◆ **What to produce**:
Using the entries that follow, state how many lines contain the word "cnki". The response is that number and nothing more.

◆ **Information shown**:

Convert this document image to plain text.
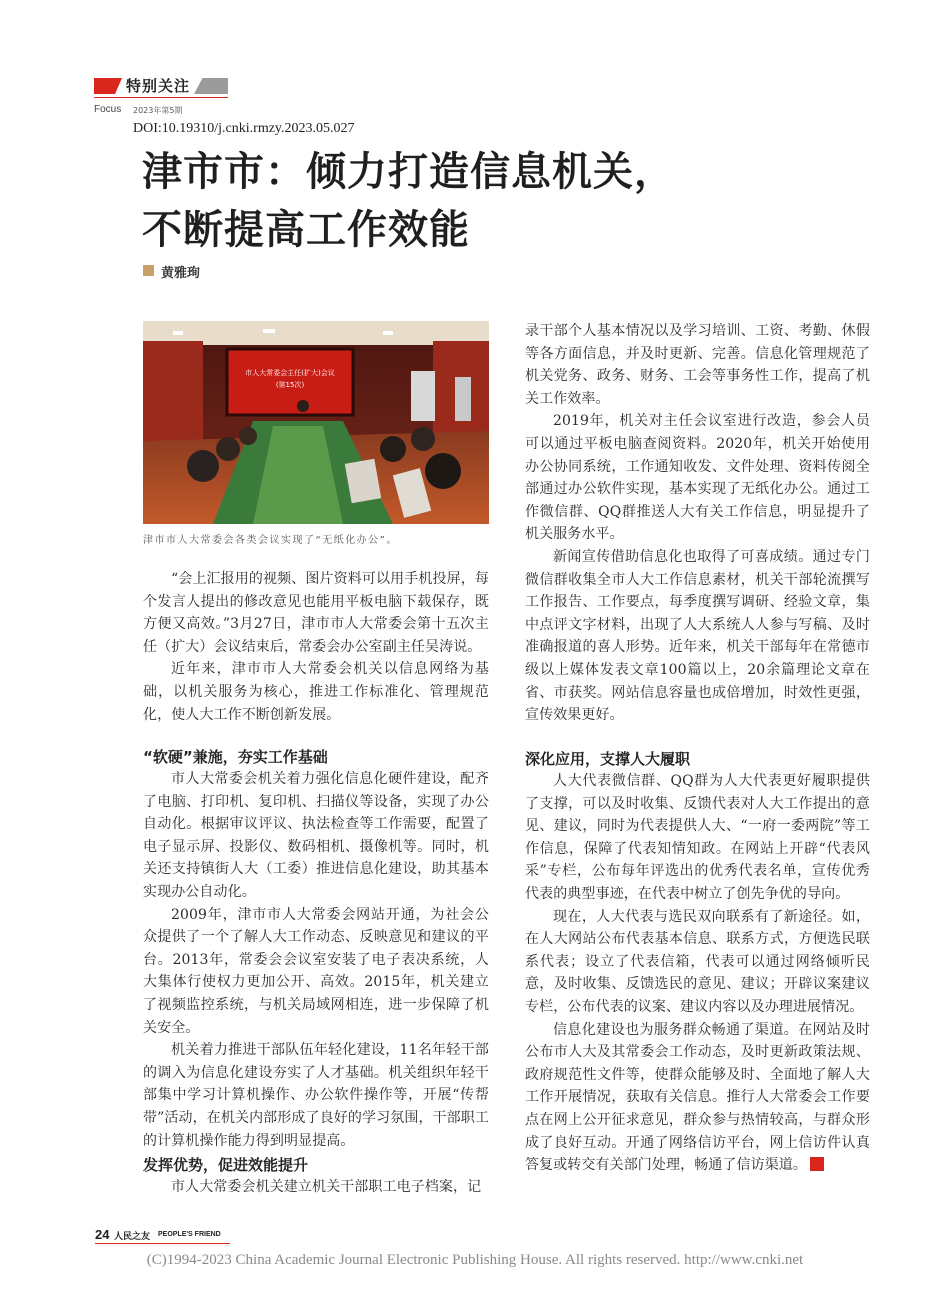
特别关注
Focus 2023年第5期
DOI:10.19310/j.cnki.rmzy.2023.05.027
津市市：倾力打造信息机关，
不断提高工作效能
黄雅珣
市人大常委会主任(扩大)会议
(第15次)
津市市人大常委会各类会议实现了“无纸化办公”。

“会上汇报用的视频、图片资料可以用手机投屏，每个发言人提出的修改意见也能用平板电脑下载保存，既方便又高效。”3月27日，津市市人大常委会第十五次主任（扩大）会议结束后，常委会办公室副主任吴涛说。

近年来，津市市人大常委会机关以信息网络为基础，以机关服务为核心，推进工作标准化、管理规范化，使人大工作不断创新发展。

“软硬”兼施，夯实工作基础

市人大常委会机关着力强化信息化硬件建设，配齐了电脑、打印机、复印机、扫描仪等设备，实现了办公自动化。根据审议评议、执法检查等工作需要，配置了电子显示屏、投影仪、数码相机、摄像机等。同时，机关还支持镇街人大（工委）推进信息化建设，助其基本实现办公自动化。

2009年，津市市人大常委会网站开通，为社会公众提供了一个了解人大工作动态、反映意见和建议的平台。2013年，常委会会议室安装了电子表决系统，人大集体行使权力更加公开、高效。2015年，机关建立了视频监控系统，与机关局域网相连，进一步保障了机关安全。

机关着力推进干部队伍年轻化建设，11名年轻干部的调入为信息化建设夯实了人才基础。机关组织年轻干部集中学习计算机操作、办公软件操作等，开展“传帮带”活动，在机关内部形成了良好的学习氛围，干部职工的计算机操作能力得到明显提高。

发挥优势，促进效能提升

市人大常委会机关建立机关干部职工电子档案，记

录干部个人基本情况以及学习培训、工资、考勤、休假等各方面信息，并及时更新、完善。信息化管理规范了机关党务、政务、财务、工会等事务性工作，提高了机关工作效率。

2019年，机关对主任会议室进行改造，参会人员可以通过平板电脑查阅资料。2020年，机关开始使用办公协同系统，工作通知收发、文件处理、资料传阅全部通过办公软件实现，基本实现了无纸化办公。通过工作微信群、QQ群推送人大有关工作信息，明显提升了机关服务水平。

新闻宣传借助信息化也取得了可喜成绩。通过专门微信群收集全市人大工作信息素材，机关干部轮流撰写工作报告、工作要点，每季度撰写调研、经验文章，集中点评文字材料，出现了人大系统人人参与写稿、及时准确报道的喜人形势。近年来，机关干部每年在常德市级以上媒体发表文章100篇以上，20余篇理论文章在省、市获奖。网站信息容量也成倍增加，时效性更强，宣传效果更好。

深化应用，支撑人大履职

人大代表微信群、QQ群为人大代表更好履职提供了支撑，可以及时收集、反馈代表对人大工作提出的意见、建议，同时为代表提供人大、“一府一委两院”等工作信息，保障了代表知情知政。在网站上开辟“代表风采”专栏，公布每年评选出的优秀代表名单，宣传优秀代表的典型事迹，在代表中树立了创先争优的导向。

现在，人大代表与选民双向联系有了新途径。如，在人大网站公布代表基本信息、联系方式，方便选民联系代表；设立了代表信箱，代表可以通过网络倾听民意，及时收集、反馈选民的意见、建议；开辟议案建议专栏，公布代表的议案、建议内容以及办理进展情况。

信息化建设也为服务群众畅通了渠道。在网站及时公布市人大及其常委会工作动态，及时更新政策法规、政府规范性文件等，使群众能够及时、全面地了解人大工作开展情况，获取有关信息。推行人大常委会工作要点在网上公开征求意见，群众参与热情较高，与群众形成了良好互动。开通了网络信访平台，网上信访件认真答复或转交有关部门处理，畅通了信访渠道。

24 人民之友 PEOPLE'S FRIEND
(C)1994-2023 China Academic Journal Electronic Publishing House. All rights reserved. http://www.cnki.net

◆ **Written response**:
2